◆ **Task statement**:
Wherever the word "subtitle" appears in a line, extract that line.

◆ **Entries shown**:

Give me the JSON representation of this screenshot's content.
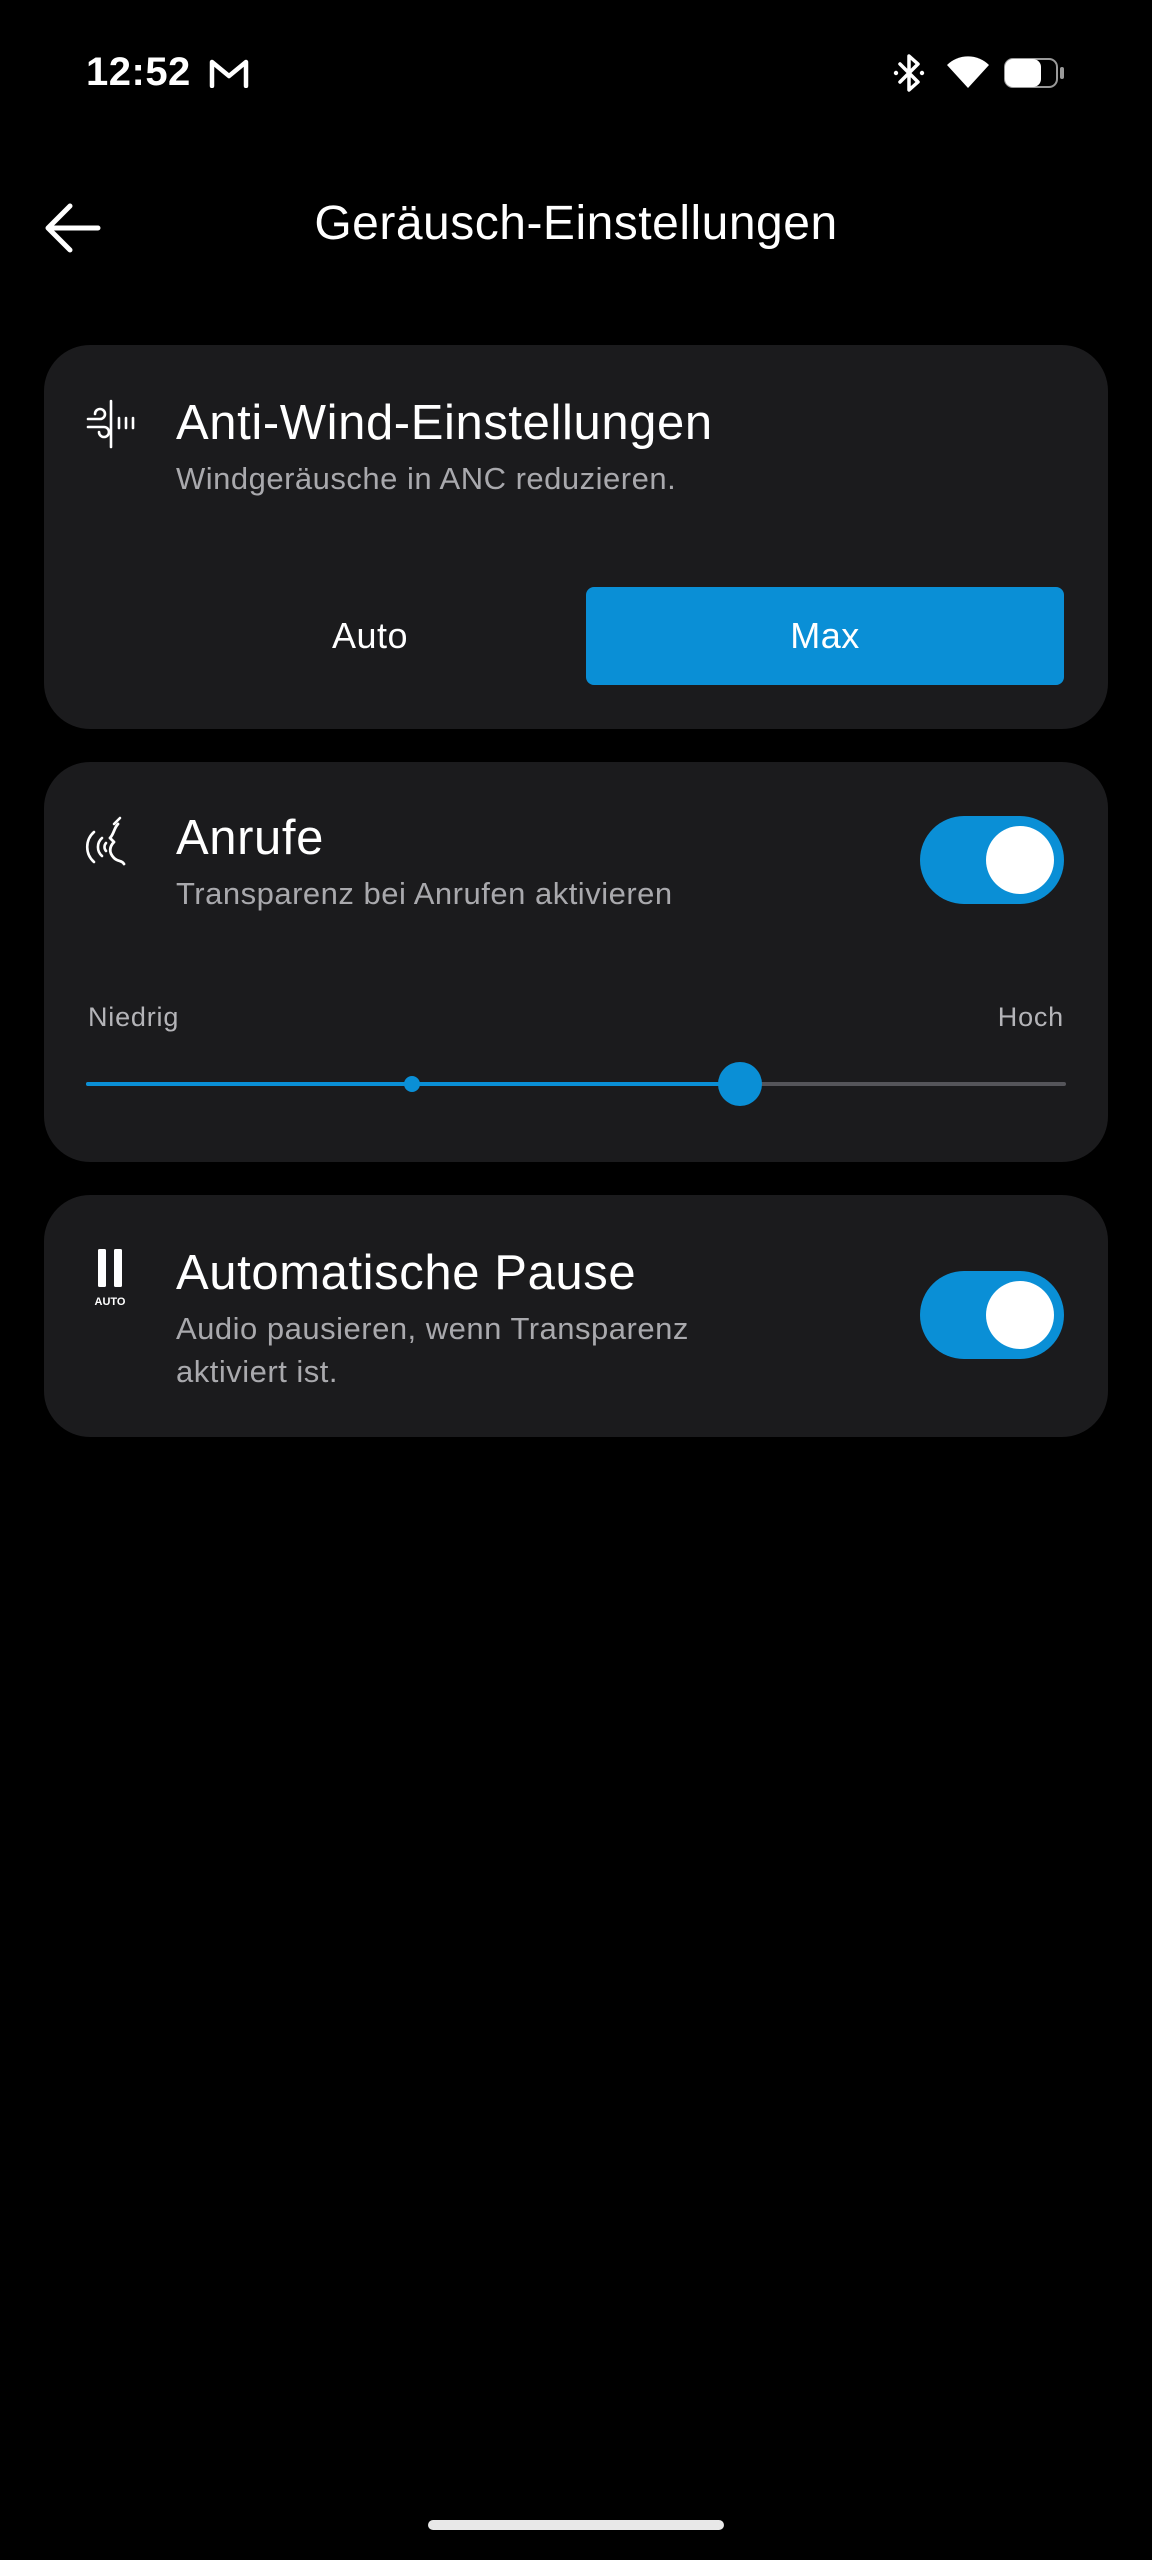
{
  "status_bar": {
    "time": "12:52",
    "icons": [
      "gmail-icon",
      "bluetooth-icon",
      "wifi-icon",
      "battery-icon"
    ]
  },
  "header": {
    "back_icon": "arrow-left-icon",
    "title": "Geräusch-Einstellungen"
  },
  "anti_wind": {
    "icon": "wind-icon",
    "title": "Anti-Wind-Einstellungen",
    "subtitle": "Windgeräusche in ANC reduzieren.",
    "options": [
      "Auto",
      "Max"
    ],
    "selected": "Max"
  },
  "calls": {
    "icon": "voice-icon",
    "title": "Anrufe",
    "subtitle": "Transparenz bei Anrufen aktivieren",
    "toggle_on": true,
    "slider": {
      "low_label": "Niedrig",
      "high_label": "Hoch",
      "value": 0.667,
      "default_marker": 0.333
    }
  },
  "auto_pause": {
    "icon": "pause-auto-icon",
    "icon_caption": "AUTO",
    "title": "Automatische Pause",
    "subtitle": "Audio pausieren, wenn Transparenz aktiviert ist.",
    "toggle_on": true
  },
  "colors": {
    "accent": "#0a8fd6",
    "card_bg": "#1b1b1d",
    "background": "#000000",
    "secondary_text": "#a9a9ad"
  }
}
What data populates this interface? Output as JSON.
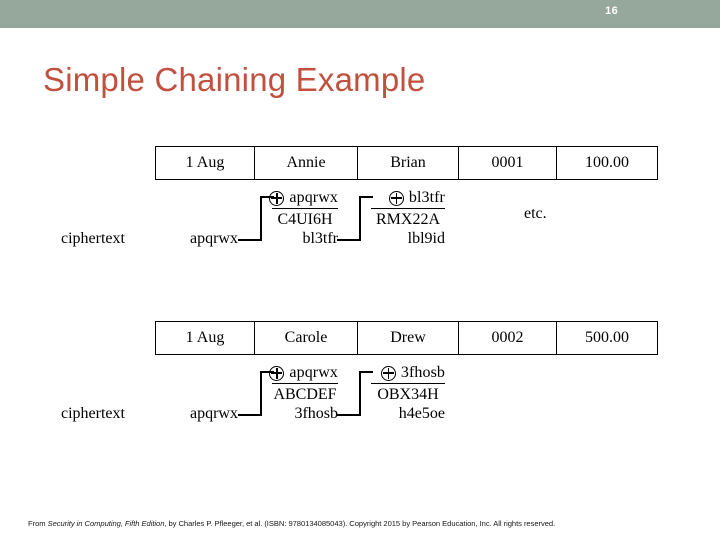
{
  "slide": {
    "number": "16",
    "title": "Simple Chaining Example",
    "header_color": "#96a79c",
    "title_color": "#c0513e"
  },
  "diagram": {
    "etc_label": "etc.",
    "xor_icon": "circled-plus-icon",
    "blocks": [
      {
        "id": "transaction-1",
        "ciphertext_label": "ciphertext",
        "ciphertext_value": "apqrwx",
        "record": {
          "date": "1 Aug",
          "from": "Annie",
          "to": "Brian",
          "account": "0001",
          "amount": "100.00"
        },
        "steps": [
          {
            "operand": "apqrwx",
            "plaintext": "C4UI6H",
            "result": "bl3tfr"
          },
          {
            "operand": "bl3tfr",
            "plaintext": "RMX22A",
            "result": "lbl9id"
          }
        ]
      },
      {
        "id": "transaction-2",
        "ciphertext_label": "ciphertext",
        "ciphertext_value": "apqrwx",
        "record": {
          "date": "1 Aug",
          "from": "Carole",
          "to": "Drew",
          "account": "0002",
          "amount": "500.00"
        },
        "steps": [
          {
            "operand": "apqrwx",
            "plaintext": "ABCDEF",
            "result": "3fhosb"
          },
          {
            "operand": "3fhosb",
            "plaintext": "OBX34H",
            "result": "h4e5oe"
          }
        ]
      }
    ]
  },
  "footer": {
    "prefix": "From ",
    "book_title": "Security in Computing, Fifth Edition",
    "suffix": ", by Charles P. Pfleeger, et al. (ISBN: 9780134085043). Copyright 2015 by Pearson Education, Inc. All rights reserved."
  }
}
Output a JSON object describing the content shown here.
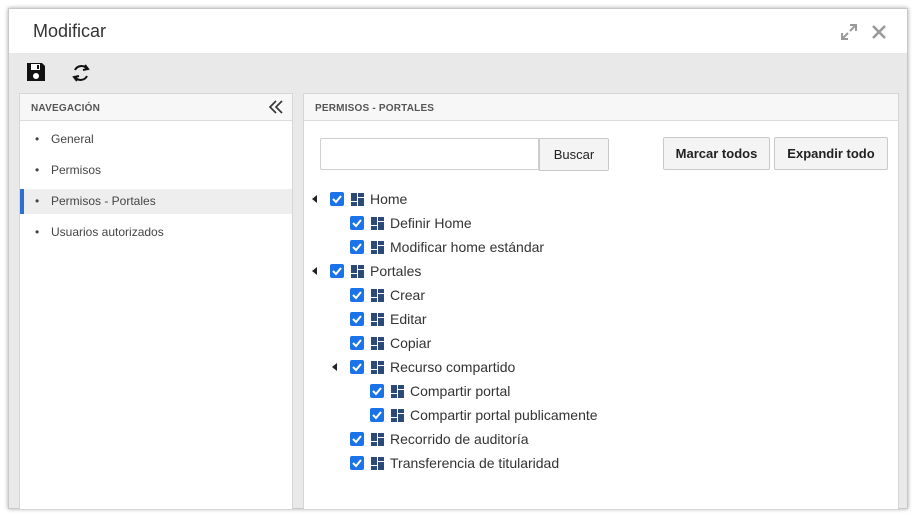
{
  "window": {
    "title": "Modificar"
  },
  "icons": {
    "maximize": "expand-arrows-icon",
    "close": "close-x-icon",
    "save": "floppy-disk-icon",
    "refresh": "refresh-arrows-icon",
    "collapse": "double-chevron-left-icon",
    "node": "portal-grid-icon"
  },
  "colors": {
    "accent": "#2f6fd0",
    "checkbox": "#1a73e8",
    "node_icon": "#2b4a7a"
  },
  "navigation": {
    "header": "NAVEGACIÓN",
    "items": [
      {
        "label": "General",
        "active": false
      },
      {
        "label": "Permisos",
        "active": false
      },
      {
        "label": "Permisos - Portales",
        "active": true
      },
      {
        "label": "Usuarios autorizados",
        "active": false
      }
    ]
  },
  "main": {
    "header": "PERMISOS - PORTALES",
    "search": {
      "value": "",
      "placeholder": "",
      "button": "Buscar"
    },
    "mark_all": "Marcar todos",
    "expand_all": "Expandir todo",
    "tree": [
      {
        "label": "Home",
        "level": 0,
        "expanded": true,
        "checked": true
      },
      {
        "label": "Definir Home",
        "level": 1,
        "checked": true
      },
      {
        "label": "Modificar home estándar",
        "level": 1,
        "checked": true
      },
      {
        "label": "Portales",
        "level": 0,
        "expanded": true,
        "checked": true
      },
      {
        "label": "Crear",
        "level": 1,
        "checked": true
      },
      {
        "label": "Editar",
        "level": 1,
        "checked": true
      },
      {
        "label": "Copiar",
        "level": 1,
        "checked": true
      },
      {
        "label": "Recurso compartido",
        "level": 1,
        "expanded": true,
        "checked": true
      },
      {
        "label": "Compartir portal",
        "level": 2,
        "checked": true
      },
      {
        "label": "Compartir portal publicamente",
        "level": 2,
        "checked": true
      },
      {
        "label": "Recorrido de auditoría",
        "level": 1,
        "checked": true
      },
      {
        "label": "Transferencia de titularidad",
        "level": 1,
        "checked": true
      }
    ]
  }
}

◆ **Exercise response**:
    "subtitle": "Windgeräusche in ANC reduzieren.",
    "subtitle": "Transparenz bei Anrufen aktivieren",
    "subtitle": "Audio pausieren, wenn Transparenz aktiviert ist.",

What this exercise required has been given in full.